> 文書の抜粋:
↓
「ロクジ サンジュップンに設定されました」
ホテルの受話器の向こうで、女性の機械的な声が喋っている。
ホテルに泊まって、朝のモーニングコールを設定した覚えある?
枕元のデジタル式の奴は、ちょいと不安だよね。
夜中に指先が何の気なしに触っただけで、解除されてしまう。
そこで、やはり、
電話で自動的に申し込む奴だ。
え~と、ここは、
何番に申し込むんだろう?
良心的なホテルでは、電話の横に、明記してある。
でなければ、残念ながら、
分厚いホテルの利用要綱のページを繰らなければならない。
え~とえ~と、あった、51番だ。
まず、51番を回す。
(
回すと言ってしまった、
押すだ)
0630 と押す。
すると、冒頭の女性の声が聞こえてくる。
これで、受話器をおろせばいい。
コール解除するには、52番だと書いてある。
ところがだ・・
この数字は、このホテルに限ったルールなのだ。
別のホテルに泊まれば、ルールが違う。
↑
> 処理対象の記録:
↓
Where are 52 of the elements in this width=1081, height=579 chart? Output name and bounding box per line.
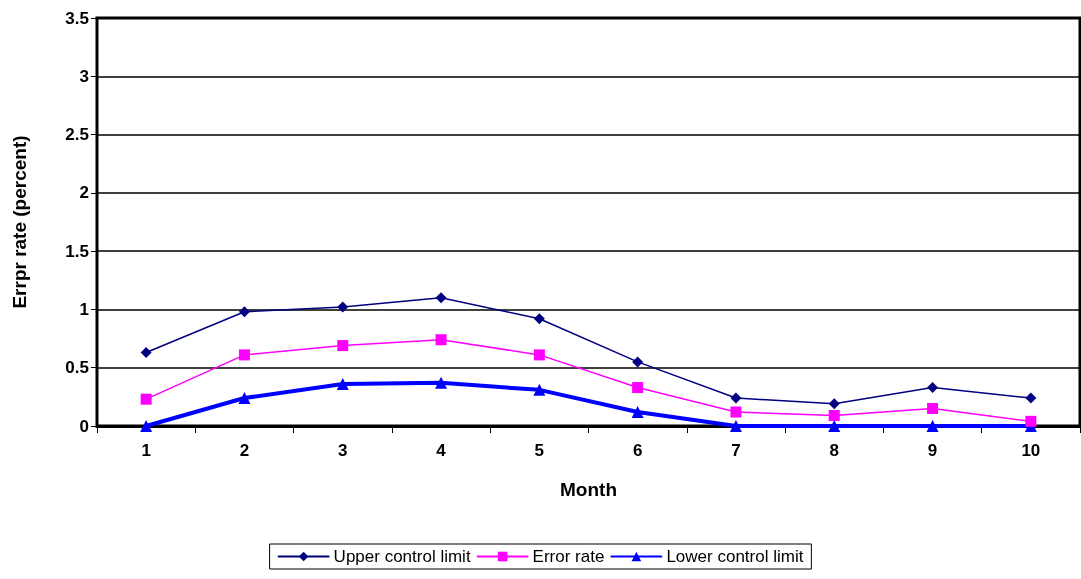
y-tick-label: 1 [79, 299, 89, 319]
point [140, 393, 152, 405]
x-tick-label: 8 [829, 441, 839, 460]
legend-label: Upper control limit [333, 547, 471, 566]
point [927, 382, 939, 394]
y-axis-title: Errpr rate (percent) [9, 135, 30, 309]
x-tick-label: 4 [436, 441, 447, 460]
y-tick-label: 2 [79, 183, 89, 203]
x-tick-label: 2 [239, 441, 250, 460]
y-tick-label: 0.5 [65, 358, 89, 378]
x-tick-label: 5 [534, 441, 545, 460]
point [927, 403, 939, 415]
point [730, 392, 742, 404]
point [336, 378, 349, 391]
point [632, 356, 644, 368]
point [828, 398, 840, 410]
x-tick-label: 6 [632, 441, 643, 460]
point [632, 382, 644, 394]
x-tick-label: 10 [1021, 441, 1041, 460]
y-tick-label: 3 [79, 66, 89, 86]
point [729, 420, 742, 432]
point [1025, 415, 1037, 427]
point [828, 420, 841, 432]
point [730, 406, 742, 418]
y-tick-label: 1.5 [65, 241, 89, 261]
x-tick-label: 3 [338, 441, 348, 460]
point [926, 420, 939, 432]
point [238, 349, 250, 361]
point [238, 306, 250, 318]
x-tick-label: 1 [141, 441, 151, 460]
y-tick-label: 0 [79, 416, 89, 436]
point [337, 301, 349, 313]
y-tick-label: 3.5 [65, 8, 89, 28]
y-tick-label: 2.5 [65, 125, 89, 145]
point [140, 420, 153, 432]
point [533, 383, 546, 396]
point [435, 334, 447, 346]
point [337, 340, 349, 352]
point [1025, 392, 1037, 404]
point [631, 406, 644, 419]
point [533, 349, 545, 361]
point [435, 376, 448, 389]
point [828, 410, 840, 422]
point [533, 313, 545, 325]
point [238, 392, 251, 405]
x-tick-label: 7 [731, 441, 741, 460]
x-axis-title: Month [560, 479, 617, 500]
point [140, 347, 152, 359]
x-tick-label: 9 [927, 441, 938, 460]
legend-label: Lower control limit [666, 547, 804, 566]
legend-label: Error rate [532, 547, 605, 566]
point [435, 292, 447, 304]
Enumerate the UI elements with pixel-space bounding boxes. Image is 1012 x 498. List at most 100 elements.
↑
> 要件:
1. 記録のうち、「y-tick-label: 1 [79, 299, 89, 319]」を含む行から「point [238, 349, 250, 361]」を含む行までを両端も含めて、1行を1つの文字列とするJSONリストに書き換え、空行は除くこと。
2. ホテルのモーニングコールについての文章を、最後の文の後から書き継ぐこと。

> 回答:
1.
[
  "y-tick-label: 1 [79, 299, 89, 319]",
  "point [140, 393, 152, 405]",
  "x-tick-label: 8 [829, 441, 839, 460]",
  "legend-label: Upper control limit [333, 547, 471, 566]",
  "point [927, 382, 939, 394]",
  "y-axis-title: Errpr rate (percent) [9, 135, 30, 309]",
  "x-tick-label: 4 [436, 441, 447, 460]",
  "y-tick-label: 2 [79, 183, 89, 203]",
  "x-tick-label: 2 [239, 441, 250, 460]",
  "y-tick-label: 0.5 [65, 358, 89, 378]",
  "x-tick-label: 5 [534, 441, 545, 460]",
  "point [927, 403, 939, 415]",
  "point [730, 392, 742, 404]",
  "point [336, 378, 349, 391]",
  "point [632, 356, 644, 368]",
  "point [828, 398, 840, 410]",
  "x-tick-label: 6 [632, 441, 643, 460]",
  "point [632, 382, 644, 394]",
  "x-tick-label: 10 [1021, 441, 1041, 460]",
  "y-tick-label: 3 [79, 66, 89, 86]",
  "point [729, 420, 742, 432]",
  "point [1025, 415, 1037, 427]",
  "point [828, 420, 841, 432]",
  "point [730, 406, 742, 418]",
  "y-tick-label: 1.5 [65, 241, 89, 261]",
  "x-tick-label: 3 [338, 441, 348, 460]",
  "point [926, 420, 939, 432]",
  "point [238, 349, 250, 361]"
]

2.
81番だったり、9番だったり、
ありとあらゆる数字を示唆してくる。
その都度、
分厚い利用要綱を、ツバつけながら、捲らなければならない。
ツバだらけの要綱に、ツバをつけなければならない。
なぜ、統一しなかったんだろう。
多分、
その気がなかったに違いない。
利用者の寝坊の世話まで、気が回らなかったと見える。
では、今から、
その気になって貰えないだろうか?
全国ホテルサミットが或るのなら、
是非、最優先課題に取り上げて貰いたい。
なぜなら、あのツバ付け行為の時ってのは、大概の人は、
フラフラに疲れているか、クラクラに酔っ払っているのだ。
番号が見つからなくて、イライラしているのだ。
先日泊まったホテルでは・・
「すみません、どうしても番号が見つからないんですけど」
『やはり見つかりませんか、では、こちらで入れておきます』
「じゃ、6;30に」
(ん?待てよ・・今、
やはりって、言わなかったか?)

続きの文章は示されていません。